_Data supplied:_
— Begin —

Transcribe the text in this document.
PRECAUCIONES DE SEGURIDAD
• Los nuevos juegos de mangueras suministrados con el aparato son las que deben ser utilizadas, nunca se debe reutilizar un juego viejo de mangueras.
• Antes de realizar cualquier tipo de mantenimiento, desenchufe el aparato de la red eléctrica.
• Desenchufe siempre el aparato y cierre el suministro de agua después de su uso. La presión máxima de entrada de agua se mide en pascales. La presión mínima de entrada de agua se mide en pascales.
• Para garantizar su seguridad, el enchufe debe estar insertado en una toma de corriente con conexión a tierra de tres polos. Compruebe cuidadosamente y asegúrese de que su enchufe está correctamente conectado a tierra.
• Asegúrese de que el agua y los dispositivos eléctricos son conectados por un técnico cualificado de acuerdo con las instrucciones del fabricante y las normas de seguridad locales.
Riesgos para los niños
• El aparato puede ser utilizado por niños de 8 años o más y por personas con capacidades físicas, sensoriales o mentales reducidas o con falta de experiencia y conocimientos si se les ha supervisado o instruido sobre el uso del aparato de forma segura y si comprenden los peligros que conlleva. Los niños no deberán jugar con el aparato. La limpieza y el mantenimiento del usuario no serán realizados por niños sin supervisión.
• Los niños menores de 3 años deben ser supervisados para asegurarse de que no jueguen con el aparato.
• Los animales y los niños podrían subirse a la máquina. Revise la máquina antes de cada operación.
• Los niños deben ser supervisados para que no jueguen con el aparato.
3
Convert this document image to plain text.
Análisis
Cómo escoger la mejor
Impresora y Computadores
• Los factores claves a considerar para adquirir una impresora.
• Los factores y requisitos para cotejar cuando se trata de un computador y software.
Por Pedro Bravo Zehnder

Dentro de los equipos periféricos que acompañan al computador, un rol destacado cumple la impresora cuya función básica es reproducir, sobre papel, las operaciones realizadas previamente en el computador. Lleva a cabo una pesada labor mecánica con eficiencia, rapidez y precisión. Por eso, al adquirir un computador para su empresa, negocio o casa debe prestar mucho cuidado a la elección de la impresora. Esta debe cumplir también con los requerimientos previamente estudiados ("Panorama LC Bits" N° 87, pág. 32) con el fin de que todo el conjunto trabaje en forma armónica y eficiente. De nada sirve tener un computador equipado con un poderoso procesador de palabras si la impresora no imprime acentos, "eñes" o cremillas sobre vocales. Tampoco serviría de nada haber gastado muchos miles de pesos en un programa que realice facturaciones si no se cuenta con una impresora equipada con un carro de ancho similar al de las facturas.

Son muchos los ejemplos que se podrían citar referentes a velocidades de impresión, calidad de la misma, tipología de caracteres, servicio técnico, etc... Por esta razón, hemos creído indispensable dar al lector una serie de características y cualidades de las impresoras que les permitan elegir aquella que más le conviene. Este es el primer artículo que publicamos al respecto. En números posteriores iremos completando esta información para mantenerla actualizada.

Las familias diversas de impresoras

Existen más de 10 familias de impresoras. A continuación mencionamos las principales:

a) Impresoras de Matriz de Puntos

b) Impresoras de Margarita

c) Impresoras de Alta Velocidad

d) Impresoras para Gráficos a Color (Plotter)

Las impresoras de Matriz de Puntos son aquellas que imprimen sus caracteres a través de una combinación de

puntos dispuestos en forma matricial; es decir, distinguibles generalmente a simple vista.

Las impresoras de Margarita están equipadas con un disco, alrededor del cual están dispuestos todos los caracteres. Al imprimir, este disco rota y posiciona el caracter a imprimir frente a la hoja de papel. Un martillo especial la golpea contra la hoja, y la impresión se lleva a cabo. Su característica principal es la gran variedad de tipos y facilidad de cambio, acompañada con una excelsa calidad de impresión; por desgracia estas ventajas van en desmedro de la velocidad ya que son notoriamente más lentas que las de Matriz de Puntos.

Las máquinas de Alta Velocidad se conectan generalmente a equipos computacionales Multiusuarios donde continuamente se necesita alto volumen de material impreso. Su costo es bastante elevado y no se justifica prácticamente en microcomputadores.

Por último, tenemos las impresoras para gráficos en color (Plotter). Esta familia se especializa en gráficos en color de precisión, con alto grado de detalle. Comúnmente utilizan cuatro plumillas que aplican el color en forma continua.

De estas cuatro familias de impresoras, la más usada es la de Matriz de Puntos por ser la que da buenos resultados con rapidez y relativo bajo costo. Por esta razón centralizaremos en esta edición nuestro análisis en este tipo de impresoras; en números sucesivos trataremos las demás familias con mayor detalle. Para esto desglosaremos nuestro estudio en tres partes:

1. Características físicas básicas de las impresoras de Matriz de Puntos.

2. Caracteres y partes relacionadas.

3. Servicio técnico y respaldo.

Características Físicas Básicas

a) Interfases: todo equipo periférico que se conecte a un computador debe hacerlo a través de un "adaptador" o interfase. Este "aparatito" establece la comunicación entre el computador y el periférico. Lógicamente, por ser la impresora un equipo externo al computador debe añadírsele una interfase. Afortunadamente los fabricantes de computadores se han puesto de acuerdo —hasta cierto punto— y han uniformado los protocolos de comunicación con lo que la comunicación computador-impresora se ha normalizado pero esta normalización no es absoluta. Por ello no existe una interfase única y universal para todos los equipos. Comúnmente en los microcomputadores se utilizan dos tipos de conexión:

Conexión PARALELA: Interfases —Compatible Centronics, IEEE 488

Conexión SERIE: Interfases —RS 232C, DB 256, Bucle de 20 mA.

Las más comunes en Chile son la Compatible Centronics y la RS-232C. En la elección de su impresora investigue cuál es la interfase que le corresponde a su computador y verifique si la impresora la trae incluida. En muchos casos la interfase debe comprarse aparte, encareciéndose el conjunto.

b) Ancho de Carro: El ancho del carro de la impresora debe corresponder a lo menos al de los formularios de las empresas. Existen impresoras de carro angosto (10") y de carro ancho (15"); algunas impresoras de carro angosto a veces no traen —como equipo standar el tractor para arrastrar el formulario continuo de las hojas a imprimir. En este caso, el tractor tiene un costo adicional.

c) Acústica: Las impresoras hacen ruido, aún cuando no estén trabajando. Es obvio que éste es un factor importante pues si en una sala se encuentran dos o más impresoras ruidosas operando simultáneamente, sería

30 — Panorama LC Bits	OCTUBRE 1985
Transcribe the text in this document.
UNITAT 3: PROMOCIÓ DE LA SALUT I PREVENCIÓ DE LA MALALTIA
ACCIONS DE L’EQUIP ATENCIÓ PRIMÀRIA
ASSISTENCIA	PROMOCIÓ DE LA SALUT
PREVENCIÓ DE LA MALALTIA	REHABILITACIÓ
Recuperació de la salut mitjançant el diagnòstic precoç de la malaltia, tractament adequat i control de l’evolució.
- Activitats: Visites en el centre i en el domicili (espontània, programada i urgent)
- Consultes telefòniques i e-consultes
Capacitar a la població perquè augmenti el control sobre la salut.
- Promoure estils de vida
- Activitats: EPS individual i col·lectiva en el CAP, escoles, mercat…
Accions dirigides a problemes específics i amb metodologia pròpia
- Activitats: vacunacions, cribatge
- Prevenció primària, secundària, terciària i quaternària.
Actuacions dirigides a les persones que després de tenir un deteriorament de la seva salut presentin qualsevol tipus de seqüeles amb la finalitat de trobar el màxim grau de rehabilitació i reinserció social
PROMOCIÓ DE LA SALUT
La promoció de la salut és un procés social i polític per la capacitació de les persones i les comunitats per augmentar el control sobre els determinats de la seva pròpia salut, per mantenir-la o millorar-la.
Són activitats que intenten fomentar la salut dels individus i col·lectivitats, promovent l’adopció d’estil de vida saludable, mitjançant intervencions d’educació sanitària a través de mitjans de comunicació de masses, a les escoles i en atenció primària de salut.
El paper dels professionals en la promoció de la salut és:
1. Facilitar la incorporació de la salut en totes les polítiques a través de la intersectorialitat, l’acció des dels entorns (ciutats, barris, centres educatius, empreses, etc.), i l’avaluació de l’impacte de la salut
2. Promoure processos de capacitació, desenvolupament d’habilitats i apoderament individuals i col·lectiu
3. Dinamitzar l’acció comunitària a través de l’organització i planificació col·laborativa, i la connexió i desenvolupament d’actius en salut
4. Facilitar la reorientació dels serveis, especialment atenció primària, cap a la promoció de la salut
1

— End —

_Exercise goal:_
Scan the material above for the word "jueguen". Copy each line where it occurs.

_Response for this exercise:_
• Los niños menores de 3 años deben ser supervisados para asegurarse de que no jueguen con el aparato.
• Los niños deben ser supervisados para que no jueguen con el aparato.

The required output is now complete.